▶ [EXTRACTED TEXT]:
/---

The first Jesuits, as portrayed by Professor John W. O’Malley, S.J. in his book of the same name, excelled at seizing unexpected opportunities to fulfill their mission of saving souls. In its first two decades, the Society of Jesus spread throughout Europe, and expanded into Brazil, India, Ethiopia, and Japan, grew from nine founders to over three thousand members, and exerted influence disproportionate to its size by educating children of the ruling elites.
The Society of Jesus relied on highly-trained priests to staff the order’s various ministries. The geographical distribution of the early Jesuits and the slow pace of communication in the Sixteenth century (a letter and response from Rome to Jesuit missions in India or Japan could take three years) meant left missionaries with great autonomy. The diversity of contexts in which Jesuits operated demanded judgment in assessing a novel situation and flexibility in responding to circumstances. The order’s success depended on how well it identified, attracted, and retained promising candidates for priesthood, and put them to their best use.
Viewed in organizational terms, the early Society of Jesus was a precursor to the modern professional service firm–in fields including accounting, law, consulting, or investment banking–where highly trained professionals exercise great latitude in carrying out their work. In these settings, agility depends to a large extent on how well the organization can assemble talented people and deploy them against promising opportunities as they arise. The Jesuit’s early success illustrates some broader principles professional service firms can use to enhance their agility.
- Distill in words what the ideal candidate looks like. The first step in hiring employees (or novices) is articulating the attributes of an attractive candidate. The Jesuits valued intensity, seeking out “two extremes” of people who had been either very holy or very bad in their life prior to the order, and the order as a matter of policy avoided recruiting the “simple and the good” (74). A decade after the Society’s official foundation, Juan de Polanco, the secretary to the general Ignatius Loyola, listed the qualities demonstrated by the ideal candidate (82). “Flexibility” was third on the list, and defined as the ability to adapt to different situations or circumstances, accommodate the specific idiosyncrasies of people, and learn from one’s mistakes. Flexibility was particularly important, as O’Malley notes, because the Jesuit “would often find himself on his own, far removed from his brethren and his superiors, and in new, strange, and difficult situations” (81).

\---

▶ [RAW DATA]:

/---

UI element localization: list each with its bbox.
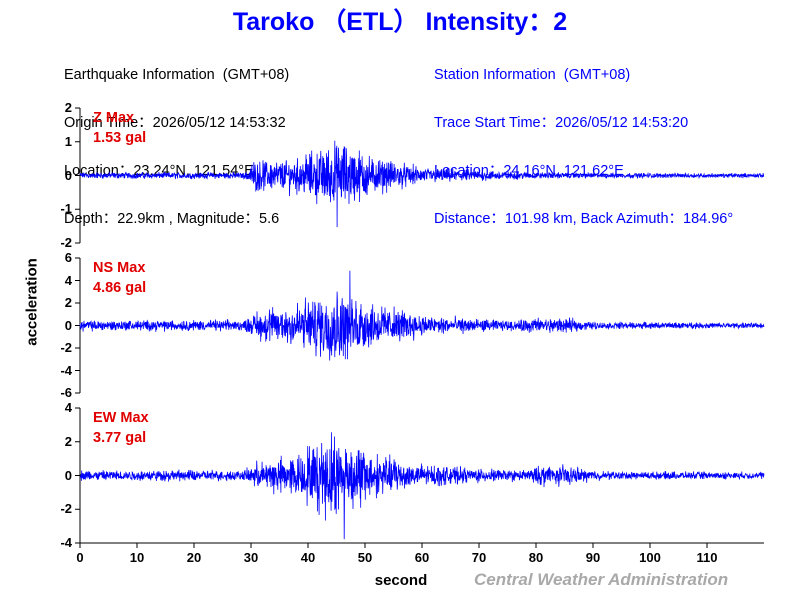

\---
/---

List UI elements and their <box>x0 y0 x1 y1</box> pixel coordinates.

\---

▶ [PARTS OF THE EXERCISE]:
- 1) According to the passage on the early Jesuits, how long could a letter from Rome to a Jesuit mission in India or Japan and its response take?
- 2) In the passage on the early Jesuits, which fields are named as examples of the modern professional service firm? List them all.
- 3) Write the next part of the passage on the early Jesuits, picking up after its final sentence.

▶ [TASK RESULTS]:
- 1) Three years.

- 2) Accounting, law, consulting, and investment banking.

- 3)
- Seek out the most promising candidates. The Jesuits’ rapid growth created a demand for outstanding priests. Monastic orders waited for candidates to knock on the monastery door, but the Jesuits sought out promising recruits. Each local community had a promotor, charged with actively seeking out good candidates (55). The Jesuits used their schools and colleges to identify promising candidates, observe them closely over time, and recruit the best. In their search for talent, the Jesuits recruited from a wide range of socio-economic backgrounds, admitting children of small merchants, artisans, professionals, and peasants (60). The early Society of Jesus not a complete meritocracy, to be sure, but compared to other social institutions at the time was much more open to talent from outside the wealthy and aristocratic classes.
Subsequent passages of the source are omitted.